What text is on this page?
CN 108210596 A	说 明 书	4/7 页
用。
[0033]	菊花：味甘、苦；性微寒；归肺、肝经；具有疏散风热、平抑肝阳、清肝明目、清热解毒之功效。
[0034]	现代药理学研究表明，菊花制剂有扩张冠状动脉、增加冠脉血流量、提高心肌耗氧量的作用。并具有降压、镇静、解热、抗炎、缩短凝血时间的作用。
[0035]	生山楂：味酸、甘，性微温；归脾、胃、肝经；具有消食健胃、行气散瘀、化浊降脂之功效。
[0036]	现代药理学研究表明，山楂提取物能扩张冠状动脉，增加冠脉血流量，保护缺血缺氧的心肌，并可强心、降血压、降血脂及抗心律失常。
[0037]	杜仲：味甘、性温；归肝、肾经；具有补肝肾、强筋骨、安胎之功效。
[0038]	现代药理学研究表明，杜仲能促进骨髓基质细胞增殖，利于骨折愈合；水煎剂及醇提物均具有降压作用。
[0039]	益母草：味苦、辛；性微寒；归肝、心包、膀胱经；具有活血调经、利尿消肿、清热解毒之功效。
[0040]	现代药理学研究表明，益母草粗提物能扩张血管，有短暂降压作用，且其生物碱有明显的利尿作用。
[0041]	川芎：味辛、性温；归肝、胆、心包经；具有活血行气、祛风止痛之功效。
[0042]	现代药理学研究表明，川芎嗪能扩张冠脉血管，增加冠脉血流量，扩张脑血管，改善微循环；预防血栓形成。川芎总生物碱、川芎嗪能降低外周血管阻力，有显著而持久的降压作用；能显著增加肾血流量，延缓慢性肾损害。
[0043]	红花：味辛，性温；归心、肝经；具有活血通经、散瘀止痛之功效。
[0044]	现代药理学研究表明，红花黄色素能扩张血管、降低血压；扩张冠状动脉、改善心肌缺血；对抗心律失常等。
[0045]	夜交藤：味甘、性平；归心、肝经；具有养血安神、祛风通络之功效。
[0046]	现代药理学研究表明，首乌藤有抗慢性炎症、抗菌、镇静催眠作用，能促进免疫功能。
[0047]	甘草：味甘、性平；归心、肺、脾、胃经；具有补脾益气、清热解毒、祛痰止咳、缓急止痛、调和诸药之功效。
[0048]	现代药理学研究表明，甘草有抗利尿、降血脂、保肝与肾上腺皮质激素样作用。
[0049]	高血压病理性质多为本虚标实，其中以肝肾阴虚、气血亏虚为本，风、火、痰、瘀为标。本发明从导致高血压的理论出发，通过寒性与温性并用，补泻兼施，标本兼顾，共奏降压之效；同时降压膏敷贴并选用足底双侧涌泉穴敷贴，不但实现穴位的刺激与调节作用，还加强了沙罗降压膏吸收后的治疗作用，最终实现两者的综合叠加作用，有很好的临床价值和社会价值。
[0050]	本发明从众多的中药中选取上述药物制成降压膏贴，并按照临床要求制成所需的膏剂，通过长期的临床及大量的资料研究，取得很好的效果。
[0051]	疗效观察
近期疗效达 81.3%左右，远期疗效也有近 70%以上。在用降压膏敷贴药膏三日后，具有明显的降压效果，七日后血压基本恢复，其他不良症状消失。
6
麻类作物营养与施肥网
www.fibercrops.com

--

Examine the entries and report how many of their lines contain the string "清热解毒之功效", giving no more than the number.

2